- Requirements -
Every line that contains the word "JSON" should be copied out.

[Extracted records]

==================================================

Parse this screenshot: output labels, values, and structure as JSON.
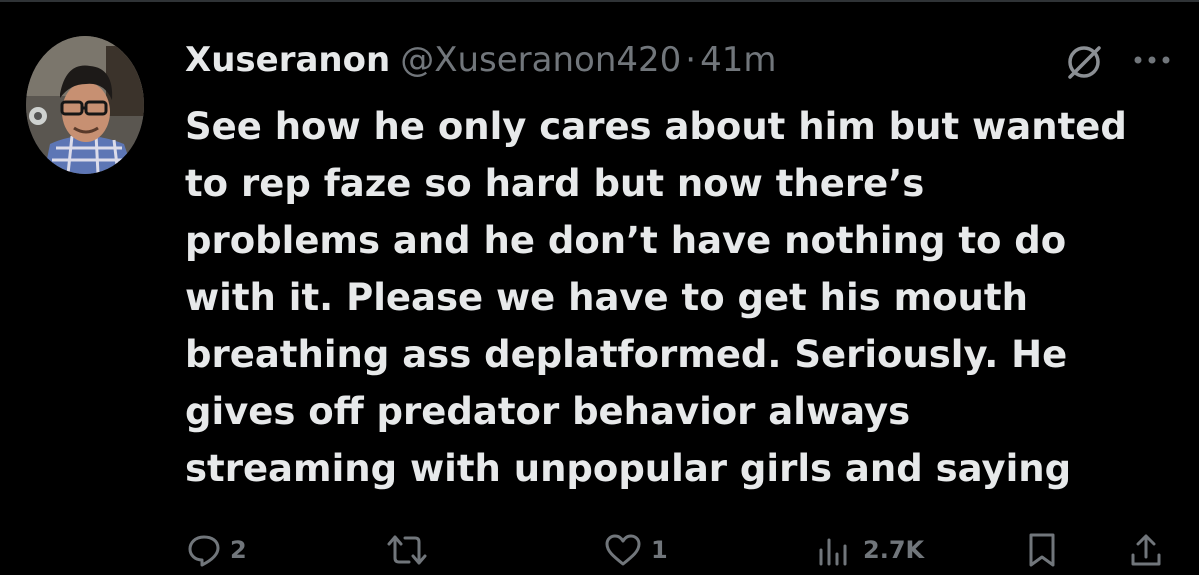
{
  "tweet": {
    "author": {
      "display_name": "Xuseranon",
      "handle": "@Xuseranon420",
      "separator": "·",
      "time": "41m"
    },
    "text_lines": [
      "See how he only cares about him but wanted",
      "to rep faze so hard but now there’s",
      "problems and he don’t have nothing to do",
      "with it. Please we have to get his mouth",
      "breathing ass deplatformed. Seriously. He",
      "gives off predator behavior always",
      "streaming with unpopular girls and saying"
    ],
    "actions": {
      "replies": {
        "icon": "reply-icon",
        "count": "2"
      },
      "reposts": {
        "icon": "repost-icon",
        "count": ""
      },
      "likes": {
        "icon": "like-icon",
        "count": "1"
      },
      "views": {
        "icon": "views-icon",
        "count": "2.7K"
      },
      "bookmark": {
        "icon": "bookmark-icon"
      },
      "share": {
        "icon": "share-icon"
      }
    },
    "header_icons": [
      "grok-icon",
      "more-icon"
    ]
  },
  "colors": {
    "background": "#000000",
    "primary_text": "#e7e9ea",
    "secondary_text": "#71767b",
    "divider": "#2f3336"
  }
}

==================================================

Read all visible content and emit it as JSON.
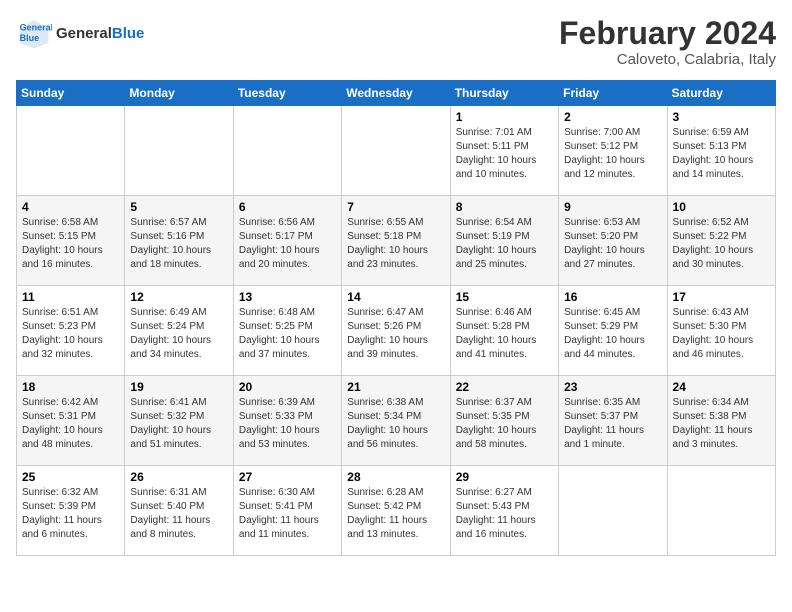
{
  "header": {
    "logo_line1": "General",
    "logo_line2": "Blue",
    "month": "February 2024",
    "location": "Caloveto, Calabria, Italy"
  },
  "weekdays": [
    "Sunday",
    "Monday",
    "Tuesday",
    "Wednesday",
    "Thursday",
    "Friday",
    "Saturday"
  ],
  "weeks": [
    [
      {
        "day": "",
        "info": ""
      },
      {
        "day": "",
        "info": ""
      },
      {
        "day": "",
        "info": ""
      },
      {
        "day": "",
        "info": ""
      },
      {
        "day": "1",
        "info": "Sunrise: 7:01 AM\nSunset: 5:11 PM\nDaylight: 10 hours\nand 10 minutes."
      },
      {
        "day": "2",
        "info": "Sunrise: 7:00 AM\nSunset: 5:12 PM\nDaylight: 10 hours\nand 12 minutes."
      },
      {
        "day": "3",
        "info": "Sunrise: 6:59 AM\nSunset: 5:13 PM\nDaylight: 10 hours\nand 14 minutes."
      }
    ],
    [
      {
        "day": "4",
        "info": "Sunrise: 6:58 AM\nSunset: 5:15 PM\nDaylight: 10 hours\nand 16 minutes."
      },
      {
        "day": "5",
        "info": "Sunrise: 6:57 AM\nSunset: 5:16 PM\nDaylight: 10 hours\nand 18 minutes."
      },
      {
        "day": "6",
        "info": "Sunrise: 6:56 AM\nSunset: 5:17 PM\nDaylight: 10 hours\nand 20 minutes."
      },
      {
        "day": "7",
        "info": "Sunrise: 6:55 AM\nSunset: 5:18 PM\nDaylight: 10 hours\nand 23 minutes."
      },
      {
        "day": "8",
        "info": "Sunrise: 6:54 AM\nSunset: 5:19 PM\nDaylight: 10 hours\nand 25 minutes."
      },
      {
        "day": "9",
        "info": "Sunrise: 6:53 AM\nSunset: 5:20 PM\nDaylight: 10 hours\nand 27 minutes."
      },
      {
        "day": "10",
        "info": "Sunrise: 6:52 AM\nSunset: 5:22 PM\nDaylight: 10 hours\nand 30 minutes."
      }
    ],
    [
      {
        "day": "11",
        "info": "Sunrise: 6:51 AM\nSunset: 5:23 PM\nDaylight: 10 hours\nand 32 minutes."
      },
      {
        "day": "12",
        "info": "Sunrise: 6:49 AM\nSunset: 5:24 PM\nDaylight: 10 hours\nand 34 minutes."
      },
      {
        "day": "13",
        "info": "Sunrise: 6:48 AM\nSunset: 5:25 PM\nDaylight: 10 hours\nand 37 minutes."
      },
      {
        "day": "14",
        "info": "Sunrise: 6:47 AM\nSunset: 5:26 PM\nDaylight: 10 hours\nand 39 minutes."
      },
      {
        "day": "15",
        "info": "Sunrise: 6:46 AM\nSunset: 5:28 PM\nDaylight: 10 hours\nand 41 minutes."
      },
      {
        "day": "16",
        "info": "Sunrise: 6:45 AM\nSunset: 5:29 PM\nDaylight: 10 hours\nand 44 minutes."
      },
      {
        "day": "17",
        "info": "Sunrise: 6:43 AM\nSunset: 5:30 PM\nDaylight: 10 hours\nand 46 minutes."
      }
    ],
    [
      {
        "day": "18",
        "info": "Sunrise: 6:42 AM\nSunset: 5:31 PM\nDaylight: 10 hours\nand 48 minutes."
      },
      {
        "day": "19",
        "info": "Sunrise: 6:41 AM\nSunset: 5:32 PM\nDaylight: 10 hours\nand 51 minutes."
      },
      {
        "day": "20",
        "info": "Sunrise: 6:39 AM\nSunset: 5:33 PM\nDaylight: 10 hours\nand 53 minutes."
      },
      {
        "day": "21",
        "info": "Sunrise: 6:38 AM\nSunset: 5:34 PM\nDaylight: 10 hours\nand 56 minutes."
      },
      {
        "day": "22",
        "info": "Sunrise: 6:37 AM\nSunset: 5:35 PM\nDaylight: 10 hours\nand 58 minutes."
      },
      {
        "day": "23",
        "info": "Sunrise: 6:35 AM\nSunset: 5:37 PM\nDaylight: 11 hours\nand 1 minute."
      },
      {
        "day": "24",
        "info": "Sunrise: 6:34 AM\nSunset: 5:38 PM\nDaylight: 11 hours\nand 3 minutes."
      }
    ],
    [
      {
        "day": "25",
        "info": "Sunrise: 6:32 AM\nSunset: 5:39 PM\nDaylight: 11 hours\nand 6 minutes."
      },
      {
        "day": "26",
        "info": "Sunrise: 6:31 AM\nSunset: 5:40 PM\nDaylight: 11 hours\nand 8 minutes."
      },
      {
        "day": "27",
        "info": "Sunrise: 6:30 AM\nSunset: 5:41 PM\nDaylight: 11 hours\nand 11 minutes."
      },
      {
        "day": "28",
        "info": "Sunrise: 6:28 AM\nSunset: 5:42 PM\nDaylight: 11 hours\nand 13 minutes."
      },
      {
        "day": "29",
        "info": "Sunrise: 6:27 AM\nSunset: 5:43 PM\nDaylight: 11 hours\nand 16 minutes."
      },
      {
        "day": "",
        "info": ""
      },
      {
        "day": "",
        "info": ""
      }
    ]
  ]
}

==================================================

- Solution to this task -
Parse this screenshot: output labels, values, and structure as JSON.
Read all visible content and emit it as JSON.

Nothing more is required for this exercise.